-------- Material shown

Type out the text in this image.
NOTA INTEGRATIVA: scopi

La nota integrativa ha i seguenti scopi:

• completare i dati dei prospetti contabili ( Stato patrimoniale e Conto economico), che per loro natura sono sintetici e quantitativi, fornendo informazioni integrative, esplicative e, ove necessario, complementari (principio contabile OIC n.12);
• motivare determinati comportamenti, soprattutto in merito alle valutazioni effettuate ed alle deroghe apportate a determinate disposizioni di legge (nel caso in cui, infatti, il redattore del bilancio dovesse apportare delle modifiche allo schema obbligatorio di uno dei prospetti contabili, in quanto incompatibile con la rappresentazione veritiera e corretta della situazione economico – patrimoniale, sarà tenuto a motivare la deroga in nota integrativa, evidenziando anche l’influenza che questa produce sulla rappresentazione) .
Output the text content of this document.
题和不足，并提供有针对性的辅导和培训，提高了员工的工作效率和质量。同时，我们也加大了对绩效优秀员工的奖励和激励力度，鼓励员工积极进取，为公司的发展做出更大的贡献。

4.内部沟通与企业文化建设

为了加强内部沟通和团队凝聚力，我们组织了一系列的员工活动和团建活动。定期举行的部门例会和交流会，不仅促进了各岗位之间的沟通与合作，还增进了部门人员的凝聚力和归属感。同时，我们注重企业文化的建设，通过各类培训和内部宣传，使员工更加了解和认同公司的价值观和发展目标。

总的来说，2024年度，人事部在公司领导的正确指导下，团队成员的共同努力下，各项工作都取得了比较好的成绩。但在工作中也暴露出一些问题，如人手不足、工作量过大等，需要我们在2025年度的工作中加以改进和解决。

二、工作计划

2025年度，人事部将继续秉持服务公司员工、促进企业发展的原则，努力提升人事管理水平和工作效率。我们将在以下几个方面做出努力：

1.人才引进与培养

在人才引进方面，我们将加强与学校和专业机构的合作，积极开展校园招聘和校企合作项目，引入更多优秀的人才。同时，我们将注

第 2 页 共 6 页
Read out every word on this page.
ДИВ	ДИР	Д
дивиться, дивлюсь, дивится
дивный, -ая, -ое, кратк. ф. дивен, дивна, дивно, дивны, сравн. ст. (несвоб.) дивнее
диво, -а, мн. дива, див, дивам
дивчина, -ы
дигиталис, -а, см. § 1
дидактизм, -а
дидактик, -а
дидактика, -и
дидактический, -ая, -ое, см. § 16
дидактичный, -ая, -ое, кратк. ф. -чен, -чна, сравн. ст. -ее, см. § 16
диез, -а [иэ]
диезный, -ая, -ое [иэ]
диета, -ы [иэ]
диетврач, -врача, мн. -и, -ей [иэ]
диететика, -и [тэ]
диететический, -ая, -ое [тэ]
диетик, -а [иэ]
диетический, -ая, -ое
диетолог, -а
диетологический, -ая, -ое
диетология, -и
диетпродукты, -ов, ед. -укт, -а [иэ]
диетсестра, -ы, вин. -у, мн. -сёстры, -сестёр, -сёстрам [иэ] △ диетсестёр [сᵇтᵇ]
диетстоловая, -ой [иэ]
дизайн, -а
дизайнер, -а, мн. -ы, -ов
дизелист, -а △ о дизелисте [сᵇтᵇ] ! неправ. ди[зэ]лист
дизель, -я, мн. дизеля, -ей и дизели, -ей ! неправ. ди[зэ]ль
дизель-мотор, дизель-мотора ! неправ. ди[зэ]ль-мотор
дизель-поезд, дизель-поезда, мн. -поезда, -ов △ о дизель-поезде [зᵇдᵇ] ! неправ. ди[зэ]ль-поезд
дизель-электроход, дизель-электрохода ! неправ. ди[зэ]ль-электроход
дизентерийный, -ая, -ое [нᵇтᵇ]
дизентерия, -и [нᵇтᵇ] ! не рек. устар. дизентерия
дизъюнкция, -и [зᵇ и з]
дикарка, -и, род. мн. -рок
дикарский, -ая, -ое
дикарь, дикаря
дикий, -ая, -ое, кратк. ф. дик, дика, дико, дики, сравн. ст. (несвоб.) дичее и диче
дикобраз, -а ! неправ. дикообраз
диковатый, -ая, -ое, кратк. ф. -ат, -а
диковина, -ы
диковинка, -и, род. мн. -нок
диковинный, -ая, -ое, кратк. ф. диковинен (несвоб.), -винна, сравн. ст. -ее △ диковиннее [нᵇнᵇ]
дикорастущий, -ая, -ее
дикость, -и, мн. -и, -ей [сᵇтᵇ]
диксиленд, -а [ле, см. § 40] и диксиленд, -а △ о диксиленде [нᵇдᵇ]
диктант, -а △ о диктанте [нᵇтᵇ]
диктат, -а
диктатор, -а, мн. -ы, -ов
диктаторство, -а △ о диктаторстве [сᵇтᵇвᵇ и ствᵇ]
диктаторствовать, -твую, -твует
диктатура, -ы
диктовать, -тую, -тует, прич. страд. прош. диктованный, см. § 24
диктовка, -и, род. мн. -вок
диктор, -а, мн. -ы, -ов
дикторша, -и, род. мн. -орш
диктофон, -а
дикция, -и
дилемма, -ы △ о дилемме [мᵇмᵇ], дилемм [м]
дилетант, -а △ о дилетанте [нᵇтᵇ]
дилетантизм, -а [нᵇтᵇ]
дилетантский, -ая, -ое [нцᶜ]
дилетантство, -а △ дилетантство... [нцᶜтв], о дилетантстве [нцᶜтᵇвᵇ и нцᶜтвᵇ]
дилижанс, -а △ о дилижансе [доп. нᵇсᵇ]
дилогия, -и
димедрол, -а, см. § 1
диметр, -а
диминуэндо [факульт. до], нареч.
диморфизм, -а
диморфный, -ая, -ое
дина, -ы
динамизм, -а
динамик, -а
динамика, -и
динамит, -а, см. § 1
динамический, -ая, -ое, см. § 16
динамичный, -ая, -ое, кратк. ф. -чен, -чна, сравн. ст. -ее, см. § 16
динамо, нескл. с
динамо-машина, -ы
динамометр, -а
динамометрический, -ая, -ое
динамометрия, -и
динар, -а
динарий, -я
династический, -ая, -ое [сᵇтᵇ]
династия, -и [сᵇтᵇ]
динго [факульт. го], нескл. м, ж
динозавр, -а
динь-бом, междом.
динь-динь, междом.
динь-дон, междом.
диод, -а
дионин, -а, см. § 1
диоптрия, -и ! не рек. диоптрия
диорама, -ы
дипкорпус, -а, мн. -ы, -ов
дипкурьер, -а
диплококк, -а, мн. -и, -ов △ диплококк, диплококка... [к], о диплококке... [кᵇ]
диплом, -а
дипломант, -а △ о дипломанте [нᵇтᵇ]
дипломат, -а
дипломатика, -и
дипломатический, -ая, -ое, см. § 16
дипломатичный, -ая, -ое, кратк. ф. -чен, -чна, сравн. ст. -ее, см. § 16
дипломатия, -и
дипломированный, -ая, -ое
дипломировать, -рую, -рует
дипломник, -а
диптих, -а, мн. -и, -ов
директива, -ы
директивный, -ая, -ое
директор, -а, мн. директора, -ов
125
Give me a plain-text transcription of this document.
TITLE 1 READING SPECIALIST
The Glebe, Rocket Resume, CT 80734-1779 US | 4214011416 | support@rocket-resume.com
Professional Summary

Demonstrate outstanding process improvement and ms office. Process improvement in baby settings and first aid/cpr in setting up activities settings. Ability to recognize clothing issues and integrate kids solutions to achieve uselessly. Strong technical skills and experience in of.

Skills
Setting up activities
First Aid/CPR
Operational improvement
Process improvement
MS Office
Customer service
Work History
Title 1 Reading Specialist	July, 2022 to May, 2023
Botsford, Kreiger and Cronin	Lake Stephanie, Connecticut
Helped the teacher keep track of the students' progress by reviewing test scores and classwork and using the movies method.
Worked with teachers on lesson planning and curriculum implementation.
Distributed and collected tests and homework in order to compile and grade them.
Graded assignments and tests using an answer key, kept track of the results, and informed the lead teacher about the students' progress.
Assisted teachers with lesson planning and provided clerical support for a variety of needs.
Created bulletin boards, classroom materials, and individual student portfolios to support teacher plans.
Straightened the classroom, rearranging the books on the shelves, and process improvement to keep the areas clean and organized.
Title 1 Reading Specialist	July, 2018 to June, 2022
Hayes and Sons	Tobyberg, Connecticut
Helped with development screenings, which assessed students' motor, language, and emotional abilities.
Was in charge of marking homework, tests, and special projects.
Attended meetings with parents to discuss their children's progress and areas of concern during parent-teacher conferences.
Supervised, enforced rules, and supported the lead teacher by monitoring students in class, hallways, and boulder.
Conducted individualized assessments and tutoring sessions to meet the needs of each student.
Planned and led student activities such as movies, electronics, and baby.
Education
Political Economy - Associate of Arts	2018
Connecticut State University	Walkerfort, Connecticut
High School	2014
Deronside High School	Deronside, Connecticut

----------------

(Task goal)
Pull out every line in the material above where "междом" occurs.

(Exercise output)
динь-бом, междом.
динь-динь, междом.
динь-дон, междом.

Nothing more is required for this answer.